* Data entries for graphics *
══════════
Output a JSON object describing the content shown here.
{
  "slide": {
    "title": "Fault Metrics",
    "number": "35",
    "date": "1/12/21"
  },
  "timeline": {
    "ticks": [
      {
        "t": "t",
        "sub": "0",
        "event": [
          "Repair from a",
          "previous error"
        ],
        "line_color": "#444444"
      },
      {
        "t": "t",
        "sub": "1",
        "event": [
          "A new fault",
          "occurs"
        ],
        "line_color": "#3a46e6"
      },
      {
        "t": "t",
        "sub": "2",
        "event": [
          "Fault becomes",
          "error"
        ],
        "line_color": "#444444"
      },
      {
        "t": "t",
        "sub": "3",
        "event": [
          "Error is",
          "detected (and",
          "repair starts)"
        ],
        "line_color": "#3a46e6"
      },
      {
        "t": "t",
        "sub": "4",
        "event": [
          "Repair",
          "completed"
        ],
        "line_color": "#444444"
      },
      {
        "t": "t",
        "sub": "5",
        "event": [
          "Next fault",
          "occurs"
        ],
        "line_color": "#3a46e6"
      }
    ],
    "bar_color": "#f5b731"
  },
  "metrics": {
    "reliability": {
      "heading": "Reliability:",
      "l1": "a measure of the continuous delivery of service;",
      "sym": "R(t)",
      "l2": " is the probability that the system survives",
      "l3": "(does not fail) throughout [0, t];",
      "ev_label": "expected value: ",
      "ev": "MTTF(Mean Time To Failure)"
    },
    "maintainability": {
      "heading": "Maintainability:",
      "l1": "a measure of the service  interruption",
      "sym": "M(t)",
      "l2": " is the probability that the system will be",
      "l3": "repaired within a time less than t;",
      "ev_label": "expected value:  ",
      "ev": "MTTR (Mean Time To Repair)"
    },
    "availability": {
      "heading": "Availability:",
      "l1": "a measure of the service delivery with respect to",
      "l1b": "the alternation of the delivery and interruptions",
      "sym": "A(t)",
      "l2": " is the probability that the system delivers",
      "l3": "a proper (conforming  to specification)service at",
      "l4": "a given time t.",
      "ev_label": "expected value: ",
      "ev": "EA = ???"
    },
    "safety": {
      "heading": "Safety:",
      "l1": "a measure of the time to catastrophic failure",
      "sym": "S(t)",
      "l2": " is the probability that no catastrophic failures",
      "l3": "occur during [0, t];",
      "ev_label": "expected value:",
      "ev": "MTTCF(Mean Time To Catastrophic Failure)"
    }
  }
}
══════════
Search the lines above for the string "value" and copy each line that has it.

      "ev_label": "expected value: ",
      "ev_label": "expected value:  ",
      "ev_label": "expected value: ",
      "ev_label": "expected value:",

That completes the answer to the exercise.